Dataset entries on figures
--- Begin ---

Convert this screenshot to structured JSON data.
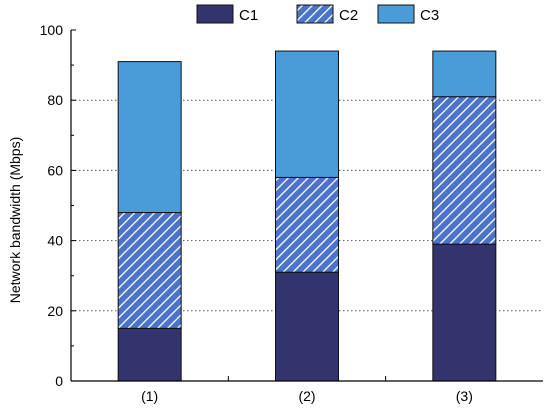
{
  "chart_data": {
    "type": "bar",
    "stacked": true,
    "categories": [
      "(1)",
      "(2)",
      "(3)"
    ],
    "series": [
      {
        "name": "C1",
        "values": [
          15,
          31,
          39
        ],
        "color": "#33336e",
        "pattern": "solid"
      },
      {
        "name": "C2",
        "values": [
          33,
          27,
          42
        ],
        "color": "#4a73c9",
        "pattern": "hatch"
      },
      {
        "name": "C3",
        "values": [
          43,
          36,
          13
        ],
        "color": "#4a9cd9",
        "pattern": "solid"
      }
    ],
    "title": "",
    "xlabel": "",
    "ylabel": "Network bandwidth (Mbps)",
    "ylim": [
      0,
      100
    ],
    "yticks": [
      "0",
      "20",
      "40",
      "60",
      "80",
      "100"
    ],
    "grid": "horizontal dotted",
    "legend_position": "top"
  }
}
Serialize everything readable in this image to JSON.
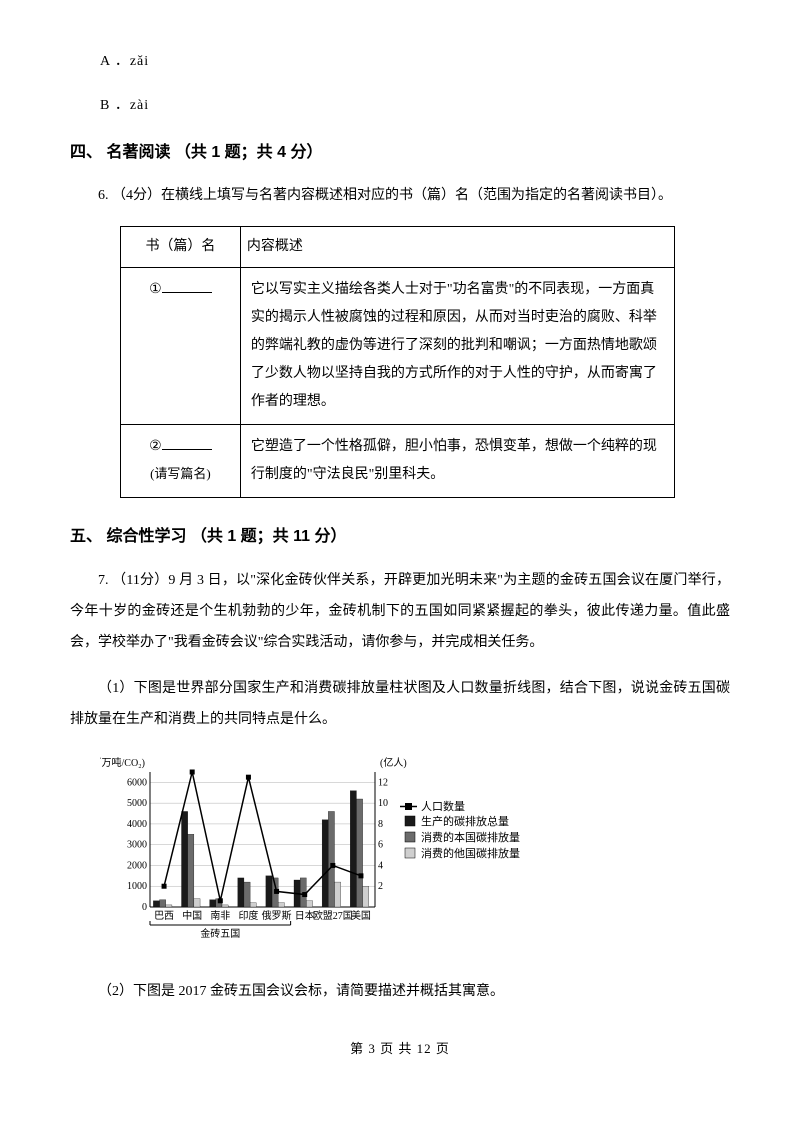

--- End ---

Extract each line from the listing that holds the word "color".

• _Task result_
        "color": "#33336e",
        "color": "#4a73c9",
        "color": "#4a9cd9",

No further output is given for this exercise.